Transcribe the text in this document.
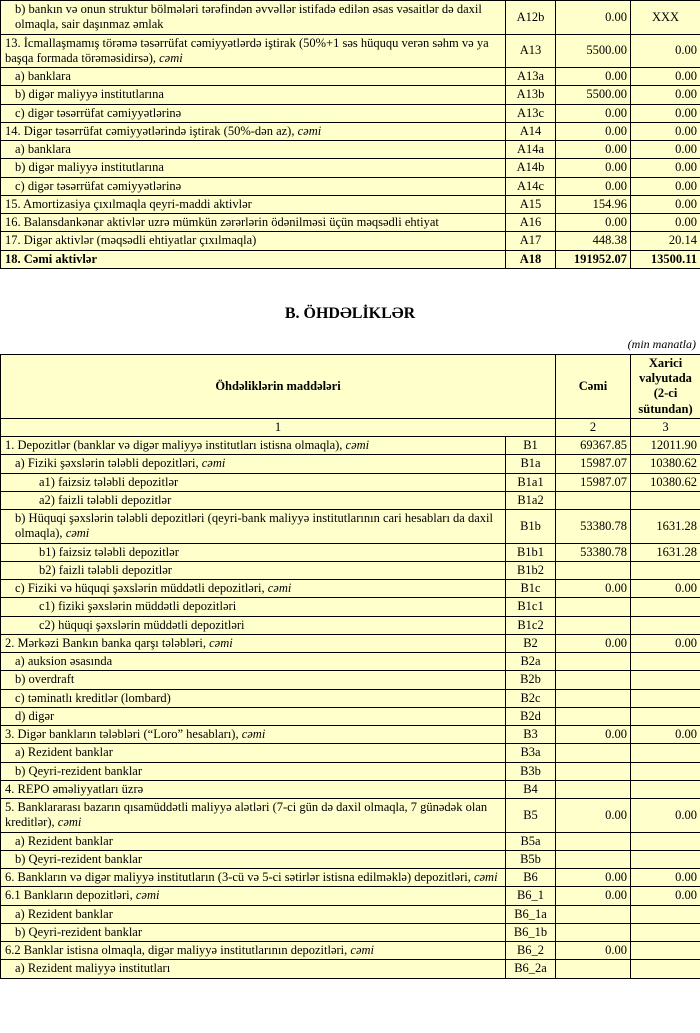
b) bankın və onun struktur bölmələri tərəfindən əvvəllər istifadə edilən əsas vəsaitlər də daxil olmaqla, sair daşınmaz əmlak	A12b	0.00	XXX
13. İcmallaşmamış törəmə təsərrüfat cəmiyyətlərdə iştirak (50%+1 səs hüququ verən səhm və ya başqa formada törəməsidirsə), cəmi	A13	5500.00	0.00
a) banklara	A13a	0.00	0.00
b) digər maliyyə institutlarına	A13b	5500.00	0.00
c) digər təsərrüfat cəmiyyətlərinə	A13c	0.00	0.00
14. Digər təsərrüfat cəmiyyətlərində iştirak (50%-dən az), cəmi	A14	0.00	0.00
a) banklara	A14a	0.00	0.00
b) digər maliyyə institutlarına	A14b	0.00	0.00
c) digər təsərrüfat cəmiyyətlərinə	A14c	0.00	0.00
15. Amortizasiya çıxılmaqla qeyri-maddi aktivlər	A15	154.96	0.00
16. Balansdankənar aktivlər uzrə mümkün zərərlərin ödənilməsi üçün məqsədli ehtiyat	A16	0.00	0.00
17. Digər aktivlər (məqsədli ehtiyatlar çıxılmaqla)	A17	448.38	20.14
18. Cəmi aktivlər	A18	191952.07	13500.11
B. ÖHDƏLİKLƏR
(min manatla)
Öhdəliklərin maddələri		Cəmi	Xarici valyutada (2-ci sütundan)
1		2	3
1. Depozitlər (banklar və digər maliyyə institutları istisna olmaqla), cəmi	B1	69367.85	12011.90
a) Fiziki şəxslərin tələbli depozitləri, cəmi	B1a	15987.07	10380.62
a1) faizsiz tələbli depozitlər	B1a1	15987.07	10380.62
a2) faizli tələbli depozitlər	B1a2		
b) Hüquqi şəxslərin tələbli depozitləri (qeyri-bank maliyyə institutlarının cari hesabları da daxil olmaqla), cəmi	B1b	53380.78	1631.28
b1) faizsiz tələbli depozitlər	B1b1	53380.78	1631.28
b2) faizli tələbli depozitlər	B1b2		
c) Fiziki və hüquqi şəxslərin müddətli depozitləri, cəmi	B1c	0.00	0.00
c1) fiziki şəxslərin müddətli depozitləri	B1c1		
c2) hüquqi şəxslərin müddətli depozitləri	B1c2		
2. Mərkəzi Bankın banka qarşı tələbləri, cəmi	B2	0.00	0.00
a) auksion əsasında	B2a		
b) overdraft	B2b		
c) təminatlı kreditlər (lombard)	B2c		
d) digər	B2d		
3. Digər bankların tələbləri (“Loro” hesabları), cəmi	B3	0.00	0.00
a) Rezident banklar	B3a		
b) Qeyri-rezident banklar	B3b		
4. REPO əməliyyatları üzrə	B4		
5. Banklararası bazarın qısamüddətli maliyyə alətləri (7-ci gün də daxil olmaqla, 7 günədək olan kreditlər), cəmi	B5	0.00	0.00
a) Rezident banklar	B5a		
b) Qeyri-rezident banklar	B5b		
6. Bankların və digər maliyyə institutların (3-cü və 5-ci sətirlər istisna edilməklə) depozitləri, cəmi	B6	0.00	0.00
6.1 Bankların depozitləri, cəmi	B6_1	0.00	0.00
a) Rezident banklar	B6_1a		
b) Qeyri-rezident banklar	B6_1b		
6.2 Banklar istisna olmaqla, digər maliyyə institutlarının depozitləri, cəmi	B6_2	0.00	
a) Rezident maliyyə institutları	B6_2a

+ + + + + + +

Description of the task: Output, exactly, all the records above; include no pictures.

Task solution:
Transcribe the text in this document.
b) bankın və onun struktur bölmələri tərəfindən əvvəllər istifadə edilən əsas vəsaitlər də daxil olmaqla, sair daşınmaz əmlak	A12b	0.00	XXX
13. İcmallaşmamış törəmə təsərrüfat cəmiyyətlərdə iştirak (50%+1 səs hüququ verən səhm və ya başqa formada törəməsidirsə), cəmi	A13	5500.00	0.00
a) banklara	A13a	0.00	0.00
b) digər maliyyə institutlarına	A13b	5500.00	0.00
c) digər təsərrüfat cəmiyyətlərinə	A13c	0.00	0.00
14. Digər təsərrüfat cəmiyyətlərində iştirak (50%-dən az), cəmi	A14	0.00	0.00
a) banklara	A14a	0.00	0.00
b) digər maliyyə institutlarına	A14b	0.00	0.00
c) digər təsərrüfat cəmiyyətlərinə	A14c	0.00	0.00
15. Amortizasiya çıxılmaqla qeyri-maddi aktivlər	A15	154.96	0.00
16. Balansdankənar aktivlər uzrə mümkün zərərlərin ödənilməsi üçün məqsədli ehtiyat	A16	0.00	0.00
17. Digər aktivlər (məqsədli ehtiyatlar çıxılmaqla)	A17	448.38	20.14
18. Cəmi aktivlər	A18	191952.07	13500.11
B. ÖHDƏLİKLƏR
(min manatla)
Öhdəliklərin maddələri		Cəmi	Xarici valyutada (2-ci sütundan)
1		2	3
1. Depozitlər (banklar və digər maliyyə institutları istisna olmaqla), cəmi	B1	69367.85	12011.90
a) Fiziki şəxslərin tələbli depozitləri, cəmi	B1a	15987.07	10380.62
a1) faizsiz tələbli depozitlər	B1a1	15987.07	10380.62
a2) faizli tələbli depozitlər	B1a2		
b) Hüquqi şəxslərin tələbli depozitləri (qeyri-bank maliyyə institutlarının cari hesabları da daxil olmaqla), cəmi	B1b	53380.78	1631.28
b1) faizsiz tələbli depozitlər	B1b1	53380.78	1631.28
b2) faizli tələbli depozitlər	B1b2		
c) Fiziki və hüquqi şəxslərin müddətli depozitləri, cəmi	B1c	0.00	0.00
c1) fiziki şəxslərin müddətli depozitləri	B1c1		
c2) hüquqi şəxslərin müddətli depozitləri	B1c2		
2. Mərkəzi Bankın banka qarşı tələbləri, cəmi	B2	0.00	0.00
a) auksion əsasında	B2a		
b) overdraft	B2b		
c) təminatlı kreditlər (lombard)	B2c		
d) digər	B2d		
3. Digər bankların tələbləri (“Loro” hesabları), cəmi	B3	0.00	0.00
a) Rezident banklar	B3a		
b) Qeyri-rezident banklar	B3b		
4. REPO əməliyyatları üzrə	B4		
5. Banklararası bazarın qısamüddətli maliyyə alətləri (7-ci gün də daxil olmaqla, 7 günədək olan kreditlər), cəmi	B5	0.00	0.00
a) Rezident banklar	B5a		
b) Qeyri-rezident banklar	B5b		
6. Bankların və digər maliyyə institutların (3-cü və 5-ci sətirlər istisna edilməklə) depozitləri, cəmi	B6	0.00	0.00
6.1 Bankların depozitləri, cəmi	B6_1	0.00	0.00
a) Rezident banklar	B6_1a		
b) Qeyri-rezident banklar	B6_1b		
6.2 Banklar istisna olmaqla, digər maliyyə institutlarının depozitləri, cəmi	B6_2	0.00	
a) Rezident maliyyə institutları	B6_2a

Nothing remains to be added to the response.